Combining XDiag with Hutch++

PUBLISHED ON OCT 21, 2025 — CATEGORIES: proofs

This post has two aims:

  1. Providing a linear and condensed review on scalable algorithms to estimate the diagonal of a linear operator, with particular focus on the XDiag algorithm (introduced in [ETW2024] and discussed in more detail in [E2025])
  2. Deriving XDiag in terms of the previously proposed Hutch++ [MMW2021], which leads to a combined algorithm giving us more control over the runtime/memory tradeoff

This is in a very practical spirit, as part of my own efforts developing the skerch library to perform sketched computations at scale. At the end I also include a brief experiment showing the above points, which is a matter of a few lines of code using skerch. For more rigorous discussion, see the sources listed below.

  • [HMT2010]: “Finding structure with randomness: Probabilistic algorithms for constructing approximate matrix decompositions”. Halko, Martinsson, Tropp. 2010.
  • [MMW2021]: “Hutch++: Optimal Stochastic Trace Estimation”. Meyer, Musco, Musco, Woodruff. 2021.
  • [BN2022]: “Stochastic diagonal estimation: probabilistic bounds and an improved algorithm”. Baston, Nakatsukasa. 2022.
  • [ETW2024]: “XTrace: Making The Most Of Every Sample In Stochastic Trace Estimation”. Epperly, Tropp, Webber. 2024.
  • [E2025] “Make the Most of What You Have: Resource-Efficient Randomized Algorithms for Matrix Computations” Epperly. 2025.

Getting the diagonal from a large/slow linear operator

Consider a square, linear operator $A \in \mathbb{C}^{N \times N}$, of (potentially large) dimension $N$, where our only way to access its contents is via (potentially slow) linear measurements $v \to Av$. The task at hand is to estimate $diag(A)$.

The naïve approach is to perform $N$ measurements in the form $A_{ii} = e_i^T A e_i$, for $i \in ${$1, 2, \dots N$}. There are two substantial problems with this approach:

  • It becomes intractable for large $N$, especially if measurements are slow.
  • If we try to cut corners by doing less measurements, already for $N-1$ the error can be bad (consider a diagonal with all zeros except the measurement we missed: the error is 100%).

Can we do better than this?


Stochastic diagonal estimation

Assumptions about the noise
For simplified discussion, let’s assume isotropic random vectors $\omega \sim \mathcal{D}$ with unit norm iid entries, i.e. we have $\mathbb{E} _{\omega \sim \mathcal{D}} \big[ \omega \omega^H \big] = I$ and $\omega \cdot \bar{\omega} = 1$, (so $\mathcal{D}$ is iid Rademacher or Phase noise).

The plan here is to do $k < N$ random measurements that globally capture the diagonal, yielding an estimate that gets better and better as we increase the number of measurements, hopefully becoming good enough well before reaching $N$. This is the essence of the Girard-Hutchinson (GH) diagonal estimator:

Girard-Hutchinson (GH)

Dataset items:
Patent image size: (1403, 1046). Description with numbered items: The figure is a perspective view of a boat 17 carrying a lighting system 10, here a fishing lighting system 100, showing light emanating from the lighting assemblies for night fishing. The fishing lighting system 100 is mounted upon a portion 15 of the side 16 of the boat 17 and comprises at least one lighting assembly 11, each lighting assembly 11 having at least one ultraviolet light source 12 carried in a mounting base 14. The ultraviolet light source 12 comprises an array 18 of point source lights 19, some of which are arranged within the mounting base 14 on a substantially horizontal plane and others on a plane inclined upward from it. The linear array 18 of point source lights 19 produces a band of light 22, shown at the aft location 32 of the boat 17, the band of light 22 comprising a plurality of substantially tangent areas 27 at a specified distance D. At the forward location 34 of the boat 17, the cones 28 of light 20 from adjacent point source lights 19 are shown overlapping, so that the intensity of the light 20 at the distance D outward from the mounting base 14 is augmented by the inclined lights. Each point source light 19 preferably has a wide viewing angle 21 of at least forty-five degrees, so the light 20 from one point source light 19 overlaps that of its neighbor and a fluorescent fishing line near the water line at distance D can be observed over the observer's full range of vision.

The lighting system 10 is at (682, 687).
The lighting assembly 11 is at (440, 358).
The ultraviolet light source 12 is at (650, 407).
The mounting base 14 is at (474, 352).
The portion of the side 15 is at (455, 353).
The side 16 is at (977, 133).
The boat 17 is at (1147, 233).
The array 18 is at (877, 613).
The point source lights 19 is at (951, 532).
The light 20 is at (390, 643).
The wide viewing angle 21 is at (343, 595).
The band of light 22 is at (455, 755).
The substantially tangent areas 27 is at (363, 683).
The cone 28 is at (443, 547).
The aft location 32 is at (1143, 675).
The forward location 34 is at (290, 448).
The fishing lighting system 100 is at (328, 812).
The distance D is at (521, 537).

→ Work to do:
• 1. Using the diagonal-estimation post, decide whether each statement is true: (a) The post was published in October 2025. (b) XDiag was introduced in [MMW2021]. (c) The writer is developing the skerch library. Answer yes or no for each and quote the words that settle it.
• 2. In the diagonal-estimation post, how large is the error if the only nonzero entry of the diagonal is the one measurement that was skipped?

→ Answers in order:
• 1.
(a) Yes: "PUBLISHED ON OCT 21, 2025"
(b) No: "introduced in [ETW2024]"
(c) Yes: "as part of my own efforts developing the skerch library"

• 2. 100%